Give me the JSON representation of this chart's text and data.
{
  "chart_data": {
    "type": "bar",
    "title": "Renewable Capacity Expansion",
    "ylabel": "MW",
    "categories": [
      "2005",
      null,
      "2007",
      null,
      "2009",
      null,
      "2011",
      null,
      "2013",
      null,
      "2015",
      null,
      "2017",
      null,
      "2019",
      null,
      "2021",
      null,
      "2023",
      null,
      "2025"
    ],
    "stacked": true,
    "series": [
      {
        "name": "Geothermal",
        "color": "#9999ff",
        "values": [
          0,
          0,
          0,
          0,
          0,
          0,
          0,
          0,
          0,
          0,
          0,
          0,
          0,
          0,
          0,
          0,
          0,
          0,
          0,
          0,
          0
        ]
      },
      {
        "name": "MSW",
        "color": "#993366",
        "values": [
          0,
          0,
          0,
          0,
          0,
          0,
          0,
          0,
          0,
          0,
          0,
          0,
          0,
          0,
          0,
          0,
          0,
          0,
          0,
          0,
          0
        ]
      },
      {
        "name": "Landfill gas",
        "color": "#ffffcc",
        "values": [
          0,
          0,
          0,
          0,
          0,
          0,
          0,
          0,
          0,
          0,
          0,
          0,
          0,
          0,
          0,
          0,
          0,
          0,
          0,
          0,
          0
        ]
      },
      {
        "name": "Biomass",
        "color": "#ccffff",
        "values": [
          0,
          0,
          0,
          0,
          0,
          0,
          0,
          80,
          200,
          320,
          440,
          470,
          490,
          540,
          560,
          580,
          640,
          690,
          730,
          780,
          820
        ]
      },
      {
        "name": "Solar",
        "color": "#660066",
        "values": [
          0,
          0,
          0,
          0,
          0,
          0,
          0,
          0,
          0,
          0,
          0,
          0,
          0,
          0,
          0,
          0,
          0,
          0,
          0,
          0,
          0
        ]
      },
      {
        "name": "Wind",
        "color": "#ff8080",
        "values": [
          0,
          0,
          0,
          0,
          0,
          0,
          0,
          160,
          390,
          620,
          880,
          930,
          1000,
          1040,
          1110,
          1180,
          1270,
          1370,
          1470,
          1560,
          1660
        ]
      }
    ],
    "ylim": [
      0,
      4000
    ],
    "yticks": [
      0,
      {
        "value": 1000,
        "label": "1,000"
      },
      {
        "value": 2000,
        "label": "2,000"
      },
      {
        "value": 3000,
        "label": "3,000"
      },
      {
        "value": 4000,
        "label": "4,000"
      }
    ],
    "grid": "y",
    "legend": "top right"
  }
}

━━━━━━━━━━━━━━━━━━━━

# What to work on
Reproduce all of the records exactly.

# Task answer
Give me the JSON representation of this chart's text and data.
{
  "chart_data": {
    "type": "bar",
    "title": "Renewable Capacity Expansion",
    "ylabel": "MW",
    "categories": [
      "2005",
      null,
      "2007",
      null,
      "2009",
      null,
      "2011",
      null,
      "2013",
      null,
      "2015",
      null,
      "2017",
      null,
      "2019",
      null,
      "2021",
      null,
      "2023",
      null,
      "2025"
    ],
    "stacked": true,
    "series": [
      {
        "name": "Geothermal",
        "color": "#9999ff",
        "values": [
          0,
          0,
          0,
          0,
          0,
          0,
          0,
          0,
          0,
          0,
          0,
          0,
          0,
          0,
          0,
          0,
          0,
          0,
          0,
          0,
          0
        ]
      },
      {
        "name": "MSW",
        "color": "#993366",
        "values": [
          0,
          0,
          0,
          0,
          0,
          0,
          0,
          0,
          0,
          0,
          0,
          0,
          0,
          0,
          0,
          0,
          0,
          0,
          0,
          0,
          0
        ]
      },
      {
        "name": "Landfill gas",
        "color": "#ffffcc",
        "values": [
          0,
          0,
          0,
          0,
          0,
          0,
          0,
          0,
          0,
          0,
          0,
          0,
          0,
          0,
          0,
          0,
          0,
          0,
          0,
          0,
          0
        ]
      },
      {
        "name": "Biomass",
        "color": "#ccffff",
        "values": [
          0,
          0,
          0,
          0,
          0,
          0,
          0,
          80,
          200,
          320,
          440,
          470,
          490,
          540,
          560,
          580,
          640,
          690,
          730,
          780,
          820
        ]
      },
      {
        "name": "Solar",
        "color": "#660066",
        "values": [
          0,
          0,
          0,
          0,
          0,
          0,
          0,
          0,
          0,
          0,
          0,
          0,
          0,
          0,
          0,
          0,
          0,
          0,
          0,
          0,
          0
        ]
      },
      {
        "name": "Wind",
        "color": "#ff8080",
        "values": [
          0,
          0,
          0,
          0,
          0,
          0,
          0,
          160,
          390,
          620,
          880,
          930,
          1000,
          1040,
          1110,
          1180,
          1270,
          1370,
          1470,
          1560,
          1660
        ]
      }
    ],
    "ylim": [
      0,
      4000
    ],
    "yticks": [
      0,
      {
        "value": 1000,
        "label": "1,000"
      },
      {
        "value": 2000,
        "label": "2,000"
      },
      {
        "value": 3000,
        "label": "3,000"
      },
      {
        "value": 4000,
        "label": "4,000"
      }
    ],
    "grid": "y",
    "legend": "top right"
  }
}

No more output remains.